TASK DESCRIPTION: Extract, from the listing that follows, each line containing the word "окно".

DATA FOR PROCESSING:
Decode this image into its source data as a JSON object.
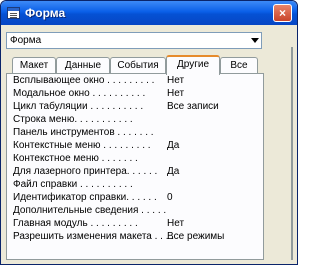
{
  "window": {
    "title": "Форма",
    "close_glyph": "×"
  },
  "combo": {
    "value": "Форма"
  },
  "tabs": [
    {
      "label": "Макет",
      "active": false
    },
    {
      "label": "Данные",
      "active": false
    },
    {
      "label": "События",
      "active": false
    },
    {
      "label": "Другие",
      "active": true
    },
    {
      "label": "Все",
      "active": false
    }
  ],
  "properties": [
    {
      "label": "Всплывающее окно . . . . . . . . .",
      "value": "Нет"
    },
    {
      "label": "Модальное окно . . . . . . . . . .",
      "value": "Нет"
    },
    {
      "label": "Цикл табуляции . . . . . . . . . .",
      "value": "Все записи"
    },
    {
      "label": "Строка меню. . . . . . . . . . .",
      "value": ""
    },
    {
      "label": "Панель инструментов . . . . . . .",
      "value": ""
    },
    {
      "label": "Контекстные меню . . . . . . . . .",
      "value": "Да"
    },
    {
      "label": "Контекстное меню . . . . . . .",
      "value": ""
    },
    {
      "label": "Для лазерного принтера. . . . . .",
      "value": "Да"
    },
    {
      "label": "Файл справки . . . . . . . . . .",
      "value": ""
    },
    {
      "label": "Идентификатор справки. . . . . .",
      "value": "0"
    },
    {
      "label": "Дополнительные сведения . . . . .",
      "value": ""
    },
    {
      "label": "Главная модуль . . . . . . . . .",
      "value": "Нет"
    },
    {
      "label": "Разрешить изменения макета . . . .",
      "value": "Все режимы"
    }
  ]
}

ANSWER IN FULL:
      "label": "Всплывающее окно . . . . . . . . .",
      "label": "Модальное окно . . . . . . . . . .",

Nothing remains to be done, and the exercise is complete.